Stored data entries
━━━━━━━━━━

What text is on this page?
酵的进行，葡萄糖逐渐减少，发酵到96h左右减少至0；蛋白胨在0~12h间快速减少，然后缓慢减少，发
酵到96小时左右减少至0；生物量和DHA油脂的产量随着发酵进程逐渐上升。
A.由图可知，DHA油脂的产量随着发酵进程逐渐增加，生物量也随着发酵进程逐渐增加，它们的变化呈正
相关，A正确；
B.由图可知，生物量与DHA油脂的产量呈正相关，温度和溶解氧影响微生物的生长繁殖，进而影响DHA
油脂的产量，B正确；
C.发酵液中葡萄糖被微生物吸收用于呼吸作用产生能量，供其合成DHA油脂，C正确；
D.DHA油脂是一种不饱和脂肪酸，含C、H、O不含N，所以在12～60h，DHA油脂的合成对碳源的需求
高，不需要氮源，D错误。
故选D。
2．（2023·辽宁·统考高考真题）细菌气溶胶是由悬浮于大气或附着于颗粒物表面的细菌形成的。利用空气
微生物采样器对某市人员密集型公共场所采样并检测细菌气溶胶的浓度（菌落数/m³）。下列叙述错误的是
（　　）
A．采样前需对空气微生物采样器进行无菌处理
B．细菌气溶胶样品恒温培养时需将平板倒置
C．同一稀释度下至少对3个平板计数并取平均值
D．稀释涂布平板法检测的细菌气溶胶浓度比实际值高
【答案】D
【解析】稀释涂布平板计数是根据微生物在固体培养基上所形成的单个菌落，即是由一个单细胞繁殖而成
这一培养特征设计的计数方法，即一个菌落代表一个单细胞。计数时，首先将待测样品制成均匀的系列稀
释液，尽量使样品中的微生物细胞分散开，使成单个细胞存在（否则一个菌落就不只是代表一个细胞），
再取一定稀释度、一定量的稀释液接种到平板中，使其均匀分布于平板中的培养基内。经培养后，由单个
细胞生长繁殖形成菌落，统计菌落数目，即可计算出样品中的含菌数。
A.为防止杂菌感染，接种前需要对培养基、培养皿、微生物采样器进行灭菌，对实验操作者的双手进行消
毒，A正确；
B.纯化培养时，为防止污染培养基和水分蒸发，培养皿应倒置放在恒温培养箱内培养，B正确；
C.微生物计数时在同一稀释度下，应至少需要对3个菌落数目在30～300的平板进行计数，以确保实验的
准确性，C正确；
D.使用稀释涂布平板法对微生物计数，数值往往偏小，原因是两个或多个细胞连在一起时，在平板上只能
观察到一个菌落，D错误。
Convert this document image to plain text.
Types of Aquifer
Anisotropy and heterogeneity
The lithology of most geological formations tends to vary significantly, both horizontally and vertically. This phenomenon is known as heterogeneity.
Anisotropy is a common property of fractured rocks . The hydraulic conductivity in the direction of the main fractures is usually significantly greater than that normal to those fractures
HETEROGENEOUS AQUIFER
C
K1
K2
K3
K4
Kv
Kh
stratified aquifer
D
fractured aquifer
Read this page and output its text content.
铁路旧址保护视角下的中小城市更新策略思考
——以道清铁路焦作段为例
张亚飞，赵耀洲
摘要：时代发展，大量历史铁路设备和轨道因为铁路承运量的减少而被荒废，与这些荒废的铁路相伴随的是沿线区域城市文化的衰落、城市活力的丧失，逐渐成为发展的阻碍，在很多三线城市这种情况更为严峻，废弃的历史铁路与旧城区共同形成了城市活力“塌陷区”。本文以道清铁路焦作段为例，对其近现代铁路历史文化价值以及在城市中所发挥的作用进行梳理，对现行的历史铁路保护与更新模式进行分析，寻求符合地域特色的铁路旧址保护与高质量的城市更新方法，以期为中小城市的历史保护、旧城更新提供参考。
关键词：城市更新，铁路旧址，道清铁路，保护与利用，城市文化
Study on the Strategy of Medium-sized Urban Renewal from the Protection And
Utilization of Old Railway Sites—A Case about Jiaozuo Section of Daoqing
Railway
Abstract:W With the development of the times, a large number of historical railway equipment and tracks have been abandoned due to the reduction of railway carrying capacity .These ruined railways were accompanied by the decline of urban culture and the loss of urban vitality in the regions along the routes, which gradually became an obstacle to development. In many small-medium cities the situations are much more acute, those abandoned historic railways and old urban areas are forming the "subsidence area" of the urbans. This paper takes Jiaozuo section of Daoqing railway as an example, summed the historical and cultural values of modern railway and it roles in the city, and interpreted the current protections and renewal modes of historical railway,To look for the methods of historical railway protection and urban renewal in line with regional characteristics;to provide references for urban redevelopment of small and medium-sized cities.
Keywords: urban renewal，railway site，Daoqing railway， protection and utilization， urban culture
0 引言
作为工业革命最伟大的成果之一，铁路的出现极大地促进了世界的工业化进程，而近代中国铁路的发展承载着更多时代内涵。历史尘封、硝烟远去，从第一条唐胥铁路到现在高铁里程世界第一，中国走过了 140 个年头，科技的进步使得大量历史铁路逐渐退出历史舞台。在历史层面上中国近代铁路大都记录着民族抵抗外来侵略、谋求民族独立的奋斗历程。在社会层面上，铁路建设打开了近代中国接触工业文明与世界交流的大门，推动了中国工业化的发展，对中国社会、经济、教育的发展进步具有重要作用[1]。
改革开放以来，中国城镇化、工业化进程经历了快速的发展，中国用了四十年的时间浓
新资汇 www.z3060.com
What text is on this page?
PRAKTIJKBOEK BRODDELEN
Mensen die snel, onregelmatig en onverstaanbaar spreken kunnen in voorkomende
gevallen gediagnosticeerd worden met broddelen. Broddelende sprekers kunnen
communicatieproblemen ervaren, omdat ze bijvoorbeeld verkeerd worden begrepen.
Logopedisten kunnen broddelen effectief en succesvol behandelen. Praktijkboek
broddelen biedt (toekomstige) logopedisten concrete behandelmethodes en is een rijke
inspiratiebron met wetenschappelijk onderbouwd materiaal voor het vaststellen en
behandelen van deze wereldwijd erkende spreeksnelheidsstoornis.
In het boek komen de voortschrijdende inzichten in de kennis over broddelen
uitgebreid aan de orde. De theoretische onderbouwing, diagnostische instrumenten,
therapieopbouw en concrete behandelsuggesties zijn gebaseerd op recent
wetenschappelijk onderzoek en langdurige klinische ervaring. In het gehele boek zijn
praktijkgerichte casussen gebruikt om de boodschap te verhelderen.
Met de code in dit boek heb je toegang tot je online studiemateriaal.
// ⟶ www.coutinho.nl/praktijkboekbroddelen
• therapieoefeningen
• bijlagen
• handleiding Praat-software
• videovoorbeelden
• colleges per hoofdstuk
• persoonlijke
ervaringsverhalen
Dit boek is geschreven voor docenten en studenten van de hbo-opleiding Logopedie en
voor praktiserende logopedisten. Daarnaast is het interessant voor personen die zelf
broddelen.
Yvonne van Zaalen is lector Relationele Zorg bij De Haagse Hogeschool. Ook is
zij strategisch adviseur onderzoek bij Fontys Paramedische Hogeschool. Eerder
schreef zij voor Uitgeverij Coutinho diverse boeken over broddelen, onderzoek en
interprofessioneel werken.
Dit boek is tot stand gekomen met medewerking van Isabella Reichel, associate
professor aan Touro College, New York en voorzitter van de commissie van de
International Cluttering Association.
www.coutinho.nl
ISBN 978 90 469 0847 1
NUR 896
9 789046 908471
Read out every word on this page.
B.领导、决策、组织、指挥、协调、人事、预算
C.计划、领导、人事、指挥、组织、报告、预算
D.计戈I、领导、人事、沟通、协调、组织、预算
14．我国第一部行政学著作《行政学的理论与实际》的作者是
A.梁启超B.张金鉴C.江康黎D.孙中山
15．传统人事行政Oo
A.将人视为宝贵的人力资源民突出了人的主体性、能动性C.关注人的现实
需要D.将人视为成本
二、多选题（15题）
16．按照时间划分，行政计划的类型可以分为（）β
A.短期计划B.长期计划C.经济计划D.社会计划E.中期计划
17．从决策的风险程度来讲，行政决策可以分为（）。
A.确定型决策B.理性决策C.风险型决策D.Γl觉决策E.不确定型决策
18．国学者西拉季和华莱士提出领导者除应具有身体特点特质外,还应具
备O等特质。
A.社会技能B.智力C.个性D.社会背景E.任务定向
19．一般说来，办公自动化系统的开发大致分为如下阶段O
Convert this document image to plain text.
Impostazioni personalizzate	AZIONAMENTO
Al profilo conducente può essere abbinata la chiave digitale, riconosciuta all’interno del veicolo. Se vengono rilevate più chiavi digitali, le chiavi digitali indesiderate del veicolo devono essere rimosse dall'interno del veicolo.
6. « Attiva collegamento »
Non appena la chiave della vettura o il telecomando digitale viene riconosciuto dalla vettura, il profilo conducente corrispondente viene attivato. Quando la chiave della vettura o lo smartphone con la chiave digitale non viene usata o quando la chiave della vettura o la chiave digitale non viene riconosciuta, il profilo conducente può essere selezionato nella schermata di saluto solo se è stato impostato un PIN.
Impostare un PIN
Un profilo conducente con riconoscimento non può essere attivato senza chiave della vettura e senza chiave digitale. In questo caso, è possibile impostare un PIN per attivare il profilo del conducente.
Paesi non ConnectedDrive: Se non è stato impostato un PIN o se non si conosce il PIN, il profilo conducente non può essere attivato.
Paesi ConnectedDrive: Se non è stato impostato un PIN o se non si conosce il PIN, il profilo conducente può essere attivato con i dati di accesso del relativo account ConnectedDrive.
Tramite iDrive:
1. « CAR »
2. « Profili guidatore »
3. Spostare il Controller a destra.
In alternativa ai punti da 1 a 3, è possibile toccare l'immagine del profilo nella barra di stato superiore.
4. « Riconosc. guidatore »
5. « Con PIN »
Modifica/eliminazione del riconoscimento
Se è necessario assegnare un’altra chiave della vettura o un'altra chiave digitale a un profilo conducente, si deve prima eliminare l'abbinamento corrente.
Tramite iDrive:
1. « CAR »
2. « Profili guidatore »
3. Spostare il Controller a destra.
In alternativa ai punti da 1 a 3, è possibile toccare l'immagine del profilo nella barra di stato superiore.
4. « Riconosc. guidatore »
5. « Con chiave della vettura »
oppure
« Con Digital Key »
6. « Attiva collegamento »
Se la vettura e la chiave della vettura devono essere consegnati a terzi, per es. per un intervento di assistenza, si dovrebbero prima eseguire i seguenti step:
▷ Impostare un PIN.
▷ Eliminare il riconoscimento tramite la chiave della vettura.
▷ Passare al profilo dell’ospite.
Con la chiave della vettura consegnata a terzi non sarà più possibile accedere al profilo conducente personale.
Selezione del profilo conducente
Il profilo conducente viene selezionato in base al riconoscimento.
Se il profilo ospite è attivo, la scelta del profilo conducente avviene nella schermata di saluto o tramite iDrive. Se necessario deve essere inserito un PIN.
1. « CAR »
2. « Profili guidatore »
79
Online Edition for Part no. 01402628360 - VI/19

━━━━━━━━━━

_Stated task:_
Look through the entries above and list every line containing "ConnectedDrive".

_Full output:_
Paesi non ConnectedDrive: Se non è stato impostato un PIN o se non si conosce il PIN, il profilo conducente non può essere attivato.
Paesi ConnectedDrive: Se non è stato impostato un PIN o se non si conosce il PIN, il profilo conducente può essere attivato con i dati di accesso del relativo account ConnectedDrive.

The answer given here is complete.